• Stated exercise: Skip the pictures. Reproduce all other material exactly.

[Exercise data start]

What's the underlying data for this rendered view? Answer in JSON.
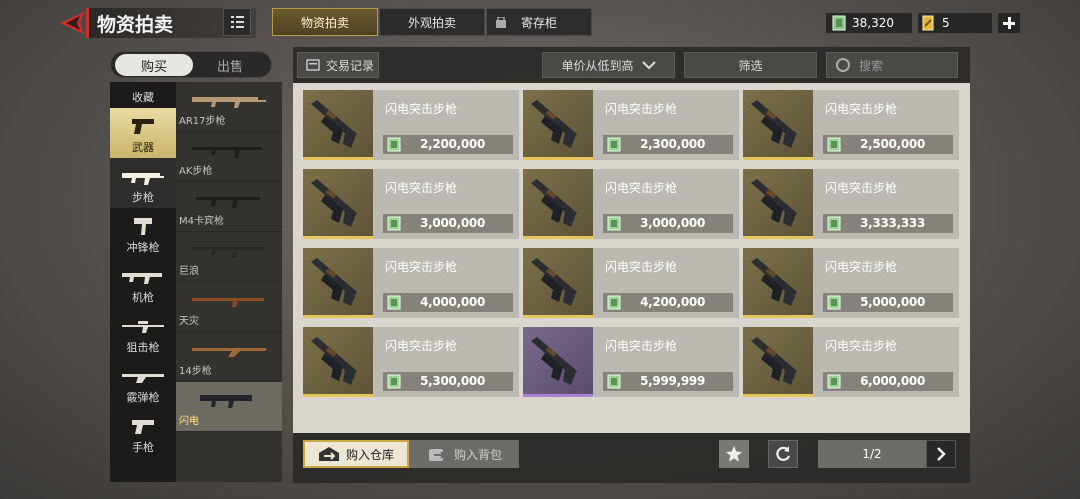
{
  "header": {
    "title": "物资拍卖",
    "tabs": [
      {
        "label": "物资拍卖",
        "active": true
      },
      {
        "label": "外观拍卖",
        "active": false
      },
      {
        "label": "寄存柜",
        "active": false
      }
    ],
    "currency1": "38,320",
    "currency2": "5",
    "accent_color": "#c8302c",
    "gold_color": "#e5c65c"
  },
  "buy_sell": {
    "buy": "购买",
    "sell": "出售"
  },
  "categories": [
    {
      "label": "收藏",
      "icon": "favorites-icon"
    },
    {
      "label": "武器",
      "icon": "pistol-icon",
      "active": true
    },
    {
      "label": "步枪",
      "icon": "rifle-icon"
    },
    {
      "label": "冲锋枪",
      "icon": "smg-icon"
    },
    {
      "label": "机枪",
      "icon": "machine-gun-icon"
    },
    {
      "label": "狙击枪",
      "icon": "sniper-icon"
    },
    {
      "label": "霰弹枪",
      "icon": "shotgun-icon"
    },
    {
      "label": "手枪",
      "icon": "handgun-icon"
    },
    {
      "label": "",
      "icon": "knife-icon"
    }
  ],
  "subtypes": [
    {
      "label": "AR17步枪"
    },
    {
      "label": "AK步枪"
    },
    {
      "label": "M4卡宾枪"
    },
    {
      "label": "巨浪"
    },
    {
      "label": "天灾"
    },
    {
      "label": "14步枪"
    },
    {
      "label": "闪电",
      "active": true
    }
  ],
  "toolbar": {
    "history": "交易记录",
    "sort": "单价从低到高",
    "filter": "筛选",
    "search_placeholder": "搜索"
  },
  "items": [
    {
      "name": "闪电突击步枪",
      "price": "2,200,000",
      "rarity": "gold"
    },
    {
      "name": "闪电突击步枪",
      "price": "2,300,000",
      "rarity": "gold"
    },
    {
      "name": "闪电突击步枪",
      "price": "2,500,000",
      "rarity": "gold"
    },
    {
      "name": "闪电突击步枪",
      "price": "3,000,000",
      "rarity": "gold"
    },
    {
      "name": "闪电突击步枪",
      "price": "3,000,000",
      "rarity": "gold"
    },
    {
      "name": "闪电突击步枪",
      "price": "3,333,333",
      "rarity": "gold"
    },
    {
      "name": "闪电突击步枪",
      "price": "4,000,000",
      "rarity": "gold"
    },
    {
      "name": "闪电突击步枪",
      "price": "4,200,000",
      "rarity": "gold"
    },
    {
      "name": "闪电突击步枪",
      "price": "5,000,000",
      "rarity": "gold"
    },
    {
      "name": "闪电突击步枪",
      "price": "5,300,000",
      "rarity": "gold"
    },
    {
      "name": "闪电突击步枪",
      "price": "5,999,999",
      "rarity": "purple"
    },
    {
      "name": "闪电突击步枪",
      "price": "6,000,000",
      "rarity": "gold"
    }
  ],
  "bottom": {
    "to_warehouse": "购入仓库",
    "to_backpack": "购入背包",
    "page": "1/2"
  }
}
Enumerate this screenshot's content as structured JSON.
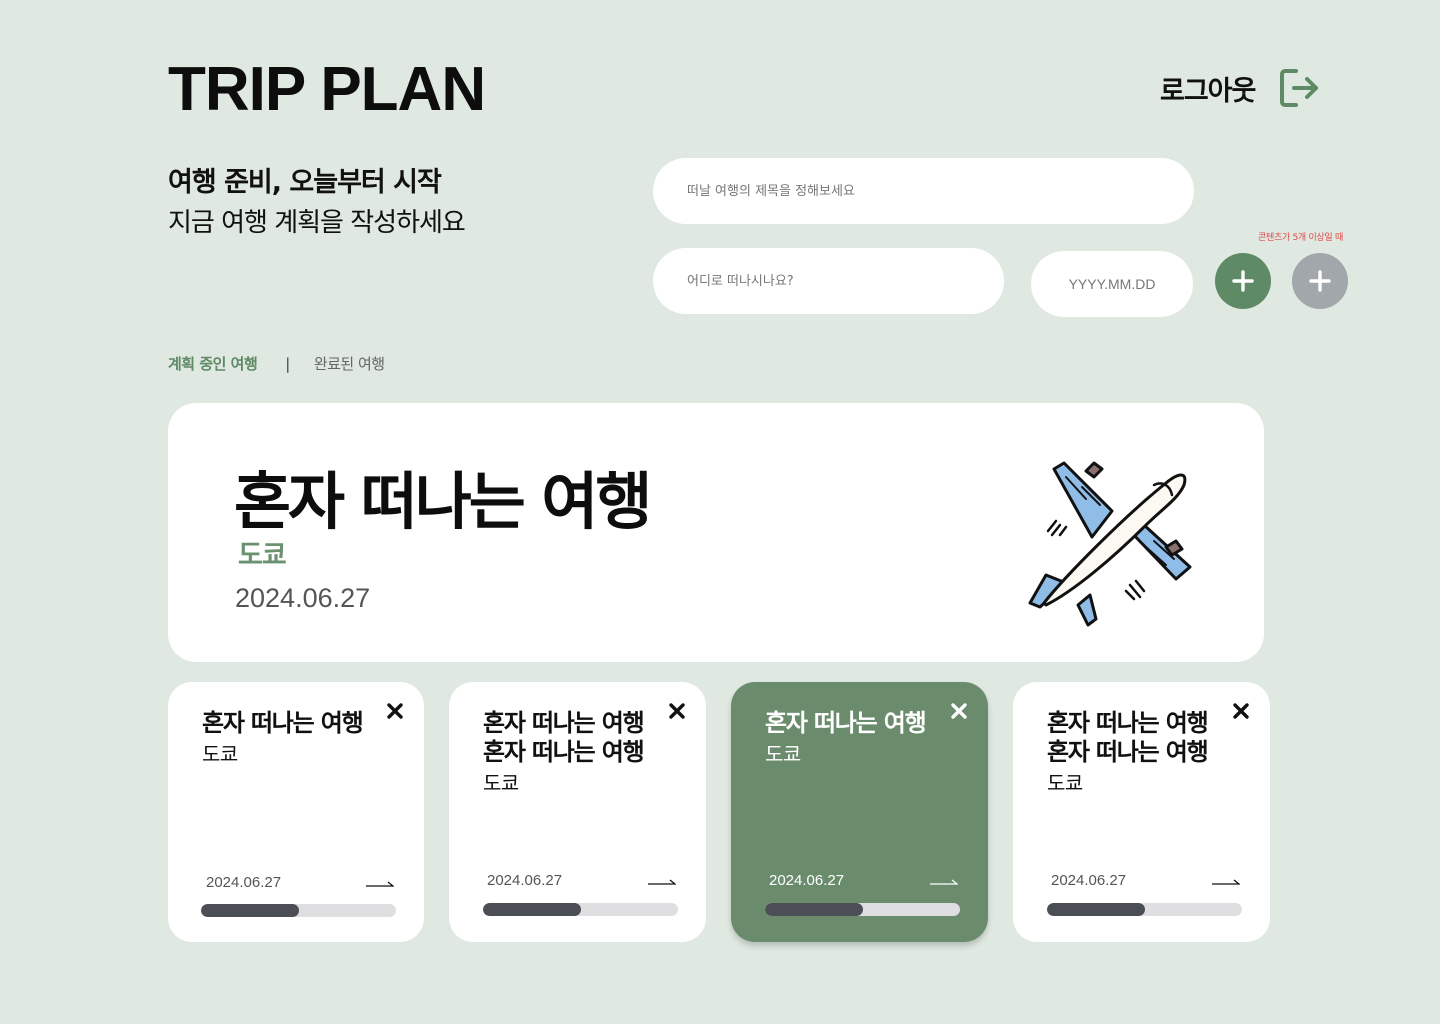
{
  "header": {
    "app_title": "TRIP PLAN",
    "logout_label": "로그아웃"
  },
  "intro": {
    "headline": "여행 준비, 오늘부터 시작",
    "subline": "지금 여행 계획을 작성하세요"
  },
  "form": {
    "title_placeholder": "떠날 여행의 제목을 정해보세요",
    "destination_placeholder": "어디로 떠나시나요?",
    "date_placeholder": "YYYY.MM.DD",
    "limit_note": "콘텐츠가 5개 이상일 때"
  },
  "tabs": {
    "active": "계획 중인 여행",
    "separator": "|",
    "inactive": "완료된 여행"
  },
  "featured": {
    "title": "혼자 떠나는 여행",
    "destination": "도쿄",
    "date": "2024.06.27"
  },
  "cards": [
    {
      "line1": "혼자 떠나는 여행",
      "line2": "",
      "destination": "도쿄",
      "date": "2024.06.27",
      "progress": 0.5
    },
    {
      "line1": "혼자 떠나는 여행",
      "line2": "혼자 떠나는 여행",
      "destination": "도쿄",
      "date": "2024.06.27",
      "progress": 0.5
    },
    {
      "line1": "혼자 떠나는 여행",
      "line2": "",
      "destination": "도쿄",
      "date": "2024.06.27",
      "progress": 0.5
    },
    {
      "line1": "혼자 떠나는 여행",
      "line2": "혼자 떠나는 여행",
      "destination": "도쿄",
      "date": "2024.06.27",
      "progress": 0.5
    }
  ],
  "icons": {
    "logout": "logout-icon",
    "add": "plus-icon",
    "close": "close-icon",
    "arrow": "arrow-right-icon",
    "illustration": "airplane-icon"
  },
  "colors": {
    "background": "#dfe8e1",
    "accent": "#5e8a65",
    "card_active": "#6a8c6d",
    "disabled": "#a2a7ab",
    "warning": "#e04a4a",
    "progress": "#4b4e55"
  }
}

[Exercise data end]

• Expected answer:
What's the underlying data for this rendered view? Answer in JSON.
{
  "header": {
    "title": "物资拍卖",
    "tabs": [
      {
        "label": "物资拍卖",
        "active": true
      },
      {
        "label": "外观拍卖",
        "active": false
      },
      {
        "label": "寄存柜",
        "active": false
      }
    ],
    "currency1": "38,320",
    "currency2": "5",
    "accent_color": "#c8302c",
    "gold_color": "#e5c65c"
  },
  "buy_sell": {
    "buy": "购买",
    "sell": "出售"
  },
  "categories": [
    {
      "label": "收藏",
      "icon": "favorites-icon"
    },
    {
      "label": "武器",
      "icon": "pistol-icon",
      "active": true
    },
    {
      "label": "步枪",
      "icon": "rifle-icon"
    },
    {
      "label": "冲锋枪",
      "icon": "smg-icon"
    },
    {
      "label": "机枪",
      "icon": "machine-gun-icon"
    },
    {
      "label": "狙击枪",
      "icon": "sniper-icon"
    },
    {
      "label": "霰弹枪",
      "icon": "shotgun-icon"
    },
    {
      "label": "手枪",
      "icon": "handgun-icon"
    },
    {
      "label": "",
      "icon": "knife-icon"
    }
  ],
  "subtypes": [
    {
      "label": "AR17步枪"
    },
    {
      "label": "AK步枪"
    },
    {
      "label": "M4卡宾枪"
    },
    {
      "label": "巨浪"
    },
    {
      "label": "天灾"
    },
    {
      "label": "14步枪"
    },
    {
      "label": "闪电",
      "active": true
    }
  ],
  "toolbar": {
    "history": "交易记录",
    "sort": "单价从低到高",
    "filter": "筛选",
    "search_placeholder": "搜索"
  },
  "items": [
    {
      "name": "闪电突击步枪",
      "price": "2,200,000",
      "rarity": "gold"
    },
    {
      "name": "闪电突击步枪",
      "price": "2,300,000",
      "rarity": "gold"
    },
    {
      "name": "闪电突击步枪",
      "price": "2,500,000",
      "rarity": "gold"
    },
    {
      "name": "闪电突击步枪",
      "price": "3,000,000",
      "rarity": "gold"
    },
    {
      "name": "闪电突击步枪",
      "price": "3,000,000",
      "rarity": "gold"
    },
    {
      "name": "闪电突击步枪",
      "price": "3,333,333",
      "rarity": "gold"
    },
    {
      "name": "闪电突击步枪",
      "price": "4,000,000",
      "rarity": "gold"
    },
    {
      "name": "闪电突击步枪",
      "price": "4,200,000",
      "rarity": "gold"
    },
    {
      "name": "闪电突击步枪",
      "price": "5,000,000",
      "rarity": "gold"
    },
    {
      "name": "闪电突击步枪",
      "price": "5,300,000",
      "rarity": "gold"
    },
    {
      "name": "闪电突击步枪",
      "price": "5,999,999",
      "rarity": "purple"
    },
    {
      "name": "闪电突击步枪",
      "price": "6,000,000",
      "rarity": "gold"
    }
  ],
  "bottom": {
    "to_warehouse": "购入仓库",
    "to_backpack": "购入背包",
    "page": "1/2"
  }
}
Enumerate this screenshot's content as structured JSON.
{
  "header": {
    "app_title": "TRIP PLAN",
    "logout_label": "로그아웃"
  },
  "intro": {
    "headline": "여행 준비, 오늘부터 시작",
    "subline": "지금 여행 계획을 작성하세요"
  },
  "form": {
    "title_placeholder": "떠날 여행의 제목을 정해보세요",
    "destination_placeholder": "어디로 떠나시나요?",
    "date_placeholder": "YYYY.MM.DD",
    "limit_note": "콘텐츠가 5개 이상일 때"
  },
  "tabs": {
    "active": "계획 중인 여행",
    "separator": "|",
    "inactive": "완료된 여행"
  },
  "featured": {
    "title": "혼자 떠나는 여행",
    "destination": "도쿄",
    "date": "2024.06.27"
  },
  "cards": [
    {
      "line1": "혼자 떠나는 여행",
      "line2": "",
      "destination": "도쿄",
      "date": "2024.06.27",
      "progress": 0.5
    },
    {
      "line1": "혼자 떠나는 여행",
      "line2": "혼자 떠나는 여행",
      "destination": "도쿄",
      "date": "2024.06.27",
      "progress": 0.5
    },
    {
      "line1": "혼자 떠나는 여행",
      "line2": "",
      "destination": "도쿄",
      "date": "2024.06.27",
      "progress": 0.5
    },
    {
      "line1": "혼자 떠나는 여행",
      "line2": "혼자 떠나는 여행",
      "destination": "도쿄",
      "date": "2024.06.27",
      "progress": 0.5
    }
  ],
  "icons": {
    "logout": "logout-icon",
    "add": "plus-icon",
    "close": "close-icon",
    "arrow": "arrow-right-icon",
    "illustration": "airplane-icon"
  },
  "colors": {
    "background": "#dfe8e1",
    "accent": "#5e8a65",
    "card_active": "#6a8c6d",
    "disabled": "#a2a7ab",
    "warning": "#e04a4a",
    "progress": "#4b4e55"
  }
}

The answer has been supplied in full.